_EXERCISE DIRECTIONS_:
Locate all lines with the word "Fernunterrichts" and copy them out.

_Part of a data file_:
◇ ◇ ◇ ◇ ◇ ◇ ◇
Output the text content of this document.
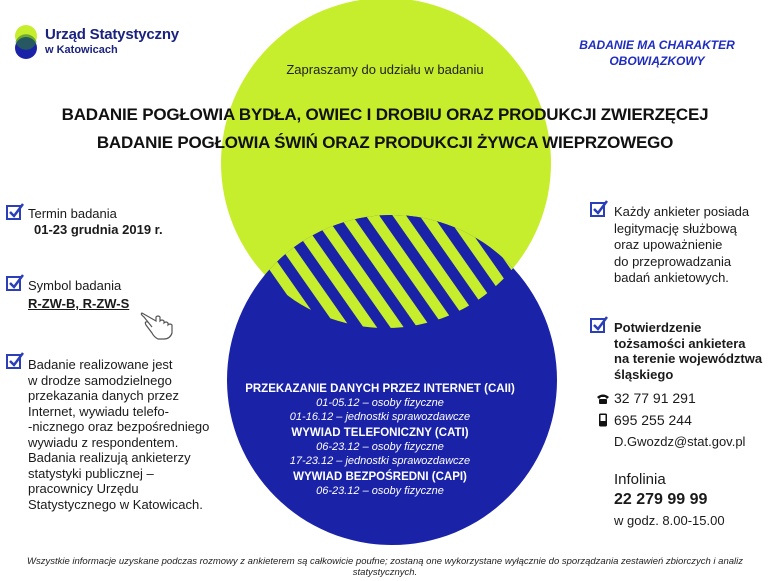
Urząd Statystyczny
w Katowicach	BADANIE MA CHARAKTER
OBOWIĄZKOWY
Zapraszamy do udziału w badaniu
BADANIE POGŁOWIA BYDŁA, OWIEC I DROBIU ORAZ PRODUKCJI ZWIERZĘCEJ
BADANIE POGŁOWIA ŚWIŃ ORAZ PRODUKCJI ŻYWCA WIEPRZOWEGO
Termin badania
01-23 grudnia 2019 r.
Symbol badania
R-ZW-B, R-ZW-S
Badanie realizowane jest
w drodze samodzielnego
przekazania danych przez
Internet, wywiadu telefo-
-nicznego oraz bezpośredniego
wywiadu z respondentem.
Badania realizują ankieterzy
statystyki publicznej –
pracownicy Urzędu
Statystycznego w Katowicach.
PRZEKAZANIE DANYCH PRZEZ INTERNET (CAII)
01-05.12 – osoby fizyczne
01-16.12 – jednostki sprawozdawcze
WYWIAD TELEFONICZNY (CATI)
06-23.12 – osoby fizyczne
17-23.12 – jednostki sprawozdawcze
WYWIAD BEZPOŚREDNI (CAPI)
06-23.12 – osoby fizyczne
Każdy ankieter posiada
legitymację służbową
oraz upoważnienie
do przeprowadzania
badań ankietowych.
Potwierdzenie
tożsamości ankietera
na terenie województwa
śląskiego
32 77 91 291
695 255 244
D.Gwozdz@stat.gov.pl
Infolinia
22 279 99 99
w godz. 8.00-15.00
Wszystkie informacje uzyskane podczas rozmowy z ankieterem są całkowicie poufne; zostaną one wykorzystane wyłącznie do sporządzania zestawień zbiorczych i analiz statystycznych.
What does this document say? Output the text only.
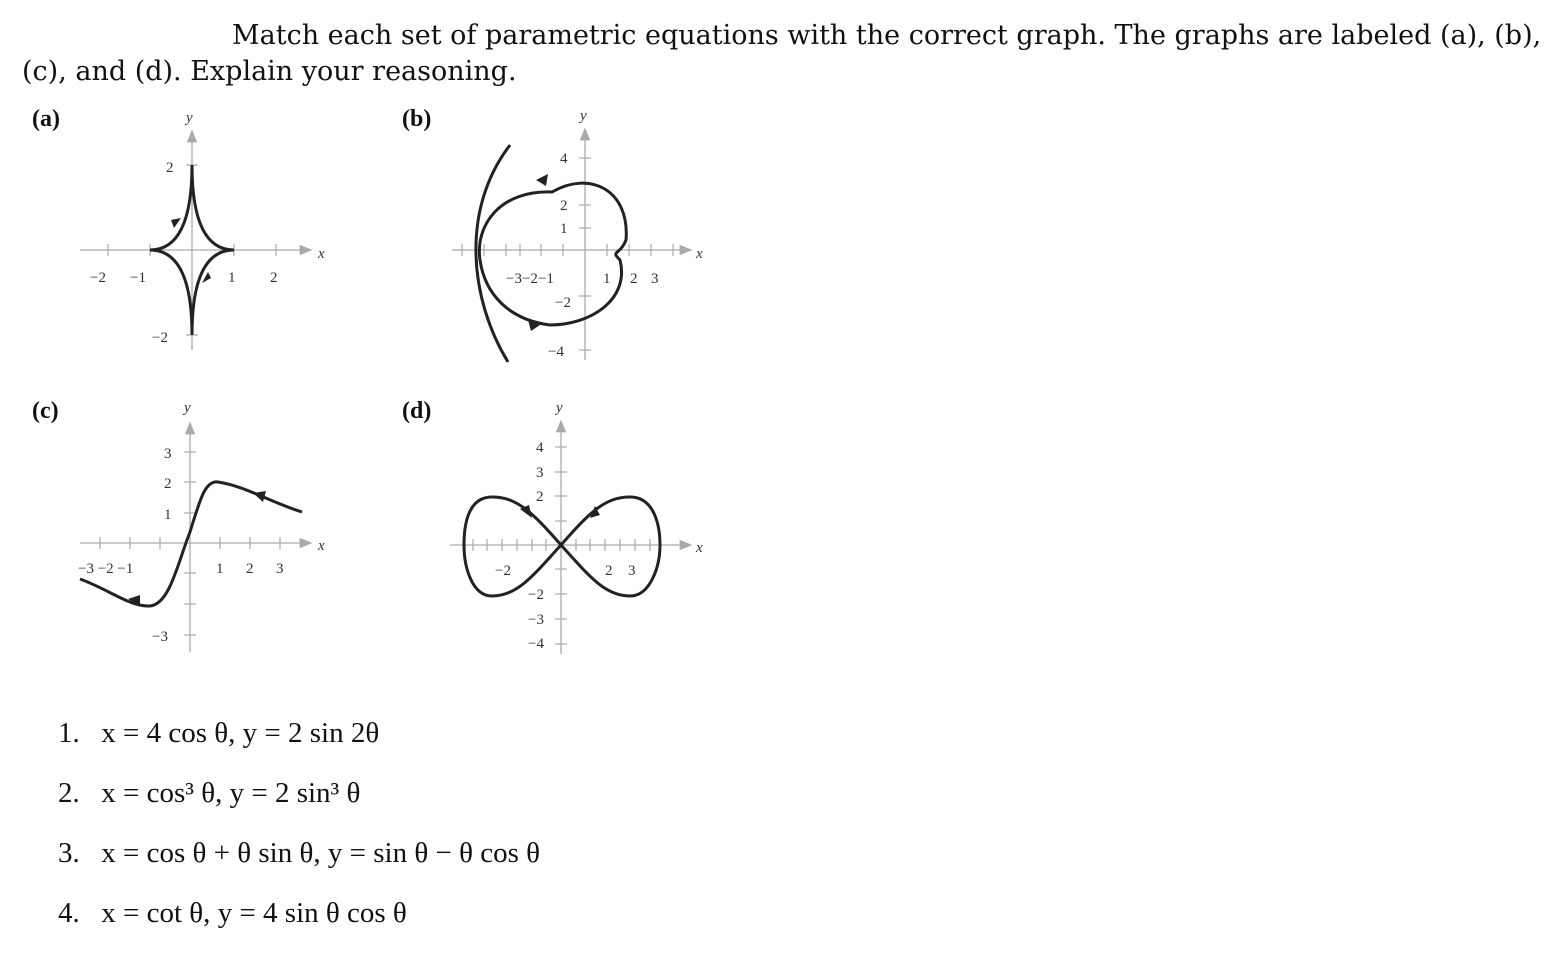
Match each set of parametric equations with the correct graph. The graphs are labeled (a), (b), (c), and (d). Explain your reasoning.

(a)
−2 −1	1 2
2
−2
x
y	(b)
−3−2−1	1 2 3
4
2
1
−2
−4
x
y
(c)
−3 −2 −1	1 2 3
3
2
1
−3
x
y	(d)
−2	2 3
4
3
2
−2
−3
−4
x
y
1. x = 4 cos θ, y = 2 sin 2θ
2. x = cos³ θ, y = 2 sin³ θ
3. x = cos θ + θ sin θ, y = sin θ − θ cos θ
4. x = cot θ, y = 4 sin θ cos θ
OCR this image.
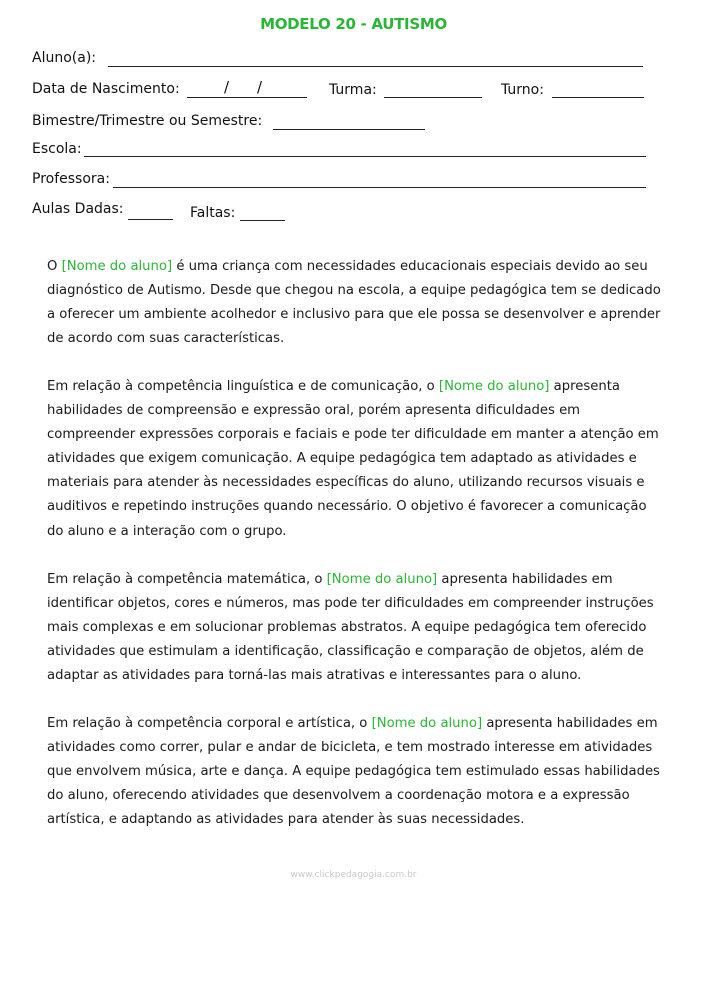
MODELO 20 - AUTISMO
Aluno(a):
Data de Nascimento:	/ /	Turma:	Turno:
Bimestre/Trimestre ou Semestre:
Escola:
Professora:
Aulas Dadas:	Faltas:

O [Nome do aluno] é uma criança com necessidades educacionais especiais devido ao seu diagnóstico de Autismo. Desde que chegou na escola, a equipe pedagógica tem se dedicado a oferecer um ambiente acolhedor e inclusivo para que ele possa se desenvolver e aprender de acordo com suas características.

Em relação à competência linguística e de comunicação, o [Nome do aluno] apresenta habilidades de compreensão e expressão oral, porém apresenta dificuldades em compreender expressões corporais e faciais e pode ter dificuldade em manter a atenção em atividades que exigem comunicação. A equipe pedagógica tem adaptado as atividades e materiais para atender às necessidades específicas do aluno, utilizando recursos visuais e auditivos e repetindo instruções quando necessário. O objetivo é favorecer a comunicação do aluno e a interação com o grupo.

Em relação à competência matemática, o [Nome do aluno] apresenta habilidades em identificar objetos, cores e números, mas pode ter dificuldades em compreender instruções mais complexas e em solucionar problemas abstratos. A equipe pedagógica tem oferecido atividades que estimulam a identificação, classificação e comparação de objetos, além de adaptar as atividades para torná-las mais atrativas e interessantes para o aluno.

Em relação à competência corporal e artística, o [Nome do aluno] apresenta habilidades em atividades como correr, pular e andar de bicicleta, e tem mostrado interesse em atividades que envolvem música, arte e dança. A equipe pedagógica tem estimulado essas habilidades do aluno, oferecendo atividades que desenvolvem a coordenação motora e a expressão artística, e adaptando as atividades para atender às suas necessidades.

www.clickpedagogia.com.br
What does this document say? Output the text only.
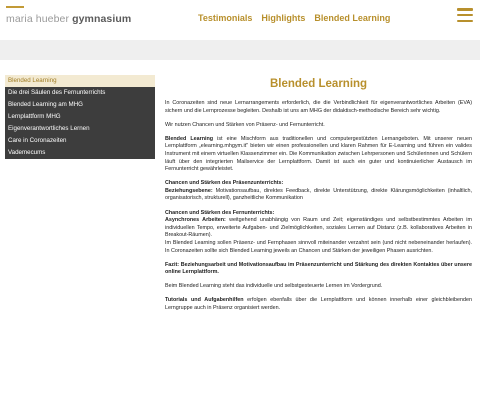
maria hueber gymnasium	Testimonials Highlights Blended Learning
Blended Learning
Die drei Säulen des Fernunterrichts
Blended Learning am MHG
Lernplattform MHG
Eigenverantwortliches Lernen
Care in Coronazeiten
Vademecums
Blended Learning

In Coronazeiten sind neue Lernarrangements erforderlich, die die Verbindlichkeit für eigenverantwortliches Arbeiten (EVA) sichern und die Lernprozesse begleiten. Deshalb ist uns am MHG der didaktisch-methodische Bereich sehr wichtig.

Wir nutzen Chancen und Stärken von Präsenz- und Fernunterricht.

Blended Learning ist eine Mischform aus traditionellen und computergestützten Lernangeboten. Mit unserer neuen Lernplattform „elearning.mhgym.it" bieten wir einen professionellen und klaren Rahmen für E-Learning und führen ein valides Instrument mit einem virtuellen Klassenzimmer ein. Die Kommunikation zwischen Lehrpersonen und Schülerinnen und Schülern läuft über den integrierten Mailservice der Lernplattform. Damit ist auch ein guter und kontinuierlicher Austausch im Fernunterricht gewährleistet.

Chancen und Stärken des Präsenzunterrichts:
Beziehungsebene: Motivationsaufbau, direktes Feedback, direkte Unterstützung, direkte Klärungsmöglichkeiten (inhaltlich, organisatorisch, strukturell), ganzheitliche Kommunikation

Chancen und Stärken des Fernunterrichts:
Asynchrones Arbeiten: weitgehend unabhängig von Raum und Zeit; eigenständiges und selbstbestimmtes Arbeiten im individuellen Tempo, erweiterte Aufgaben- und Zielmöglichkeiten, soziales Lernen auf Distanz (z.B. kollaboratives Arbeiten in Breakout-Räumen).
Im Blended Learning sollen Präsenz- und Fernphasen sinnvoll miteinander verzahnt sein (und nicht nebeneinander herlaufen). In Coronazeiten sollte sich Blended Learning jeweils an Chancen und Stärken der jeweiligen Phasen ausrichten.

Fazit: Beziehungsarbeit und Motivationsaufbau im Präsenzunterricht und Stärkung des direkten Kontaktes über unsere online Lernplattform.

Beim Blended Learning steht das individuelle und selbstgesteuerte Lernen im Vordergrund.

Tutorials und Aufgabenhilfen erfolgen ebenfalls über die Lernplattform und können innerhalb einer gleichbleibenden Lerngruppe auch in Präsenz organisiert werden.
◇ ◇ ◇ ◇ ◇ ◇ ◇
_EXPECTED OUTPUT_:
Die drei Säulen des Fernunterrichts
Chancen und Stärken des Fernunterrichts:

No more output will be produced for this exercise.